* [Extracts from a graphics dataset]
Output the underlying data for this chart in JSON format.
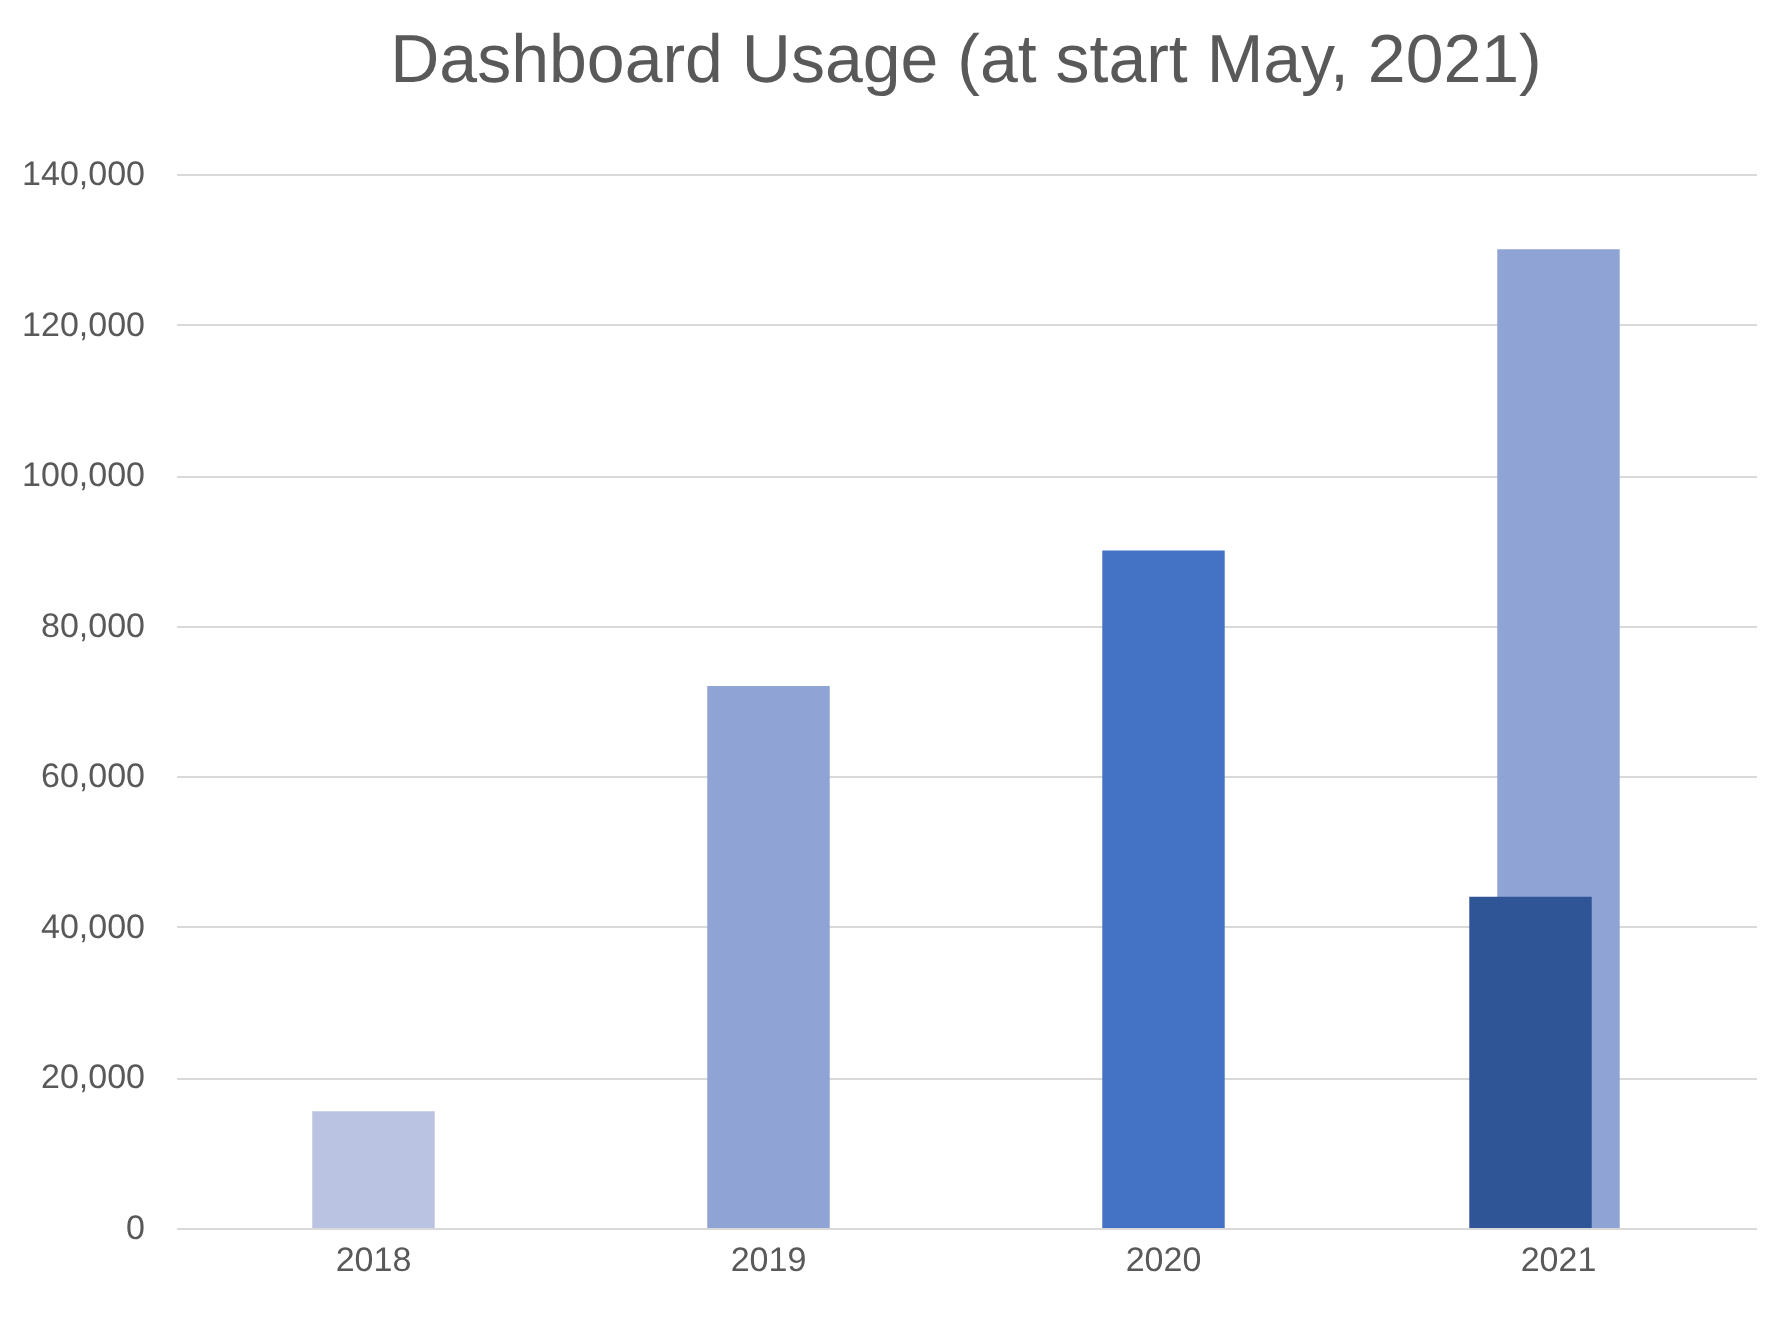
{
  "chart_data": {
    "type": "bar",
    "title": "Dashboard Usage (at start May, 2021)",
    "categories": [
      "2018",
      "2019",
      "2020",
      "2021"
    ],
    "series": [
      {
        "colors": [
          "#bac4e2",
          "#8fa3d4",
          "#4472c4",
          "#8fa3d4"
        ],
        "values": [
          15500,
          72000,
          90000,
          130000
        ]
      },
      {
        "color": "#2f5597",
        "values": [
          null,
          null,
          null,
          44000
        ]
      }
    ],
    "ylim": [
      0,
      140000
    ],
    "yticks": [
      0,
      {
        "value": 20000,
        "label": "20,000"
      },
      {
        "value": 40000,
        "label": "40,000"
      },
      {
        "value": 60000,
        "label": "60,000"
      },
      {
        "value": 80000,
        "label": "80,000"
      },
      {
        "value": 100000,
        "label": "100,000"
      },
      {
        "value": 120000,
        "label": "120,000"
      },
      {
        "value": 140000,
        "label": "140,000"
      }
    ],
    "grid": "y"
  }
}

* [Problem details]
Pick out the lines that have the word "label". Copy them all.

* [Task response]
        "label": "20,000"
        "label": "40,000"
        "label": "60,000"
        "label": "80,000"
        "label": "100,000"
        "label": "120,000"
        "label": "140,000"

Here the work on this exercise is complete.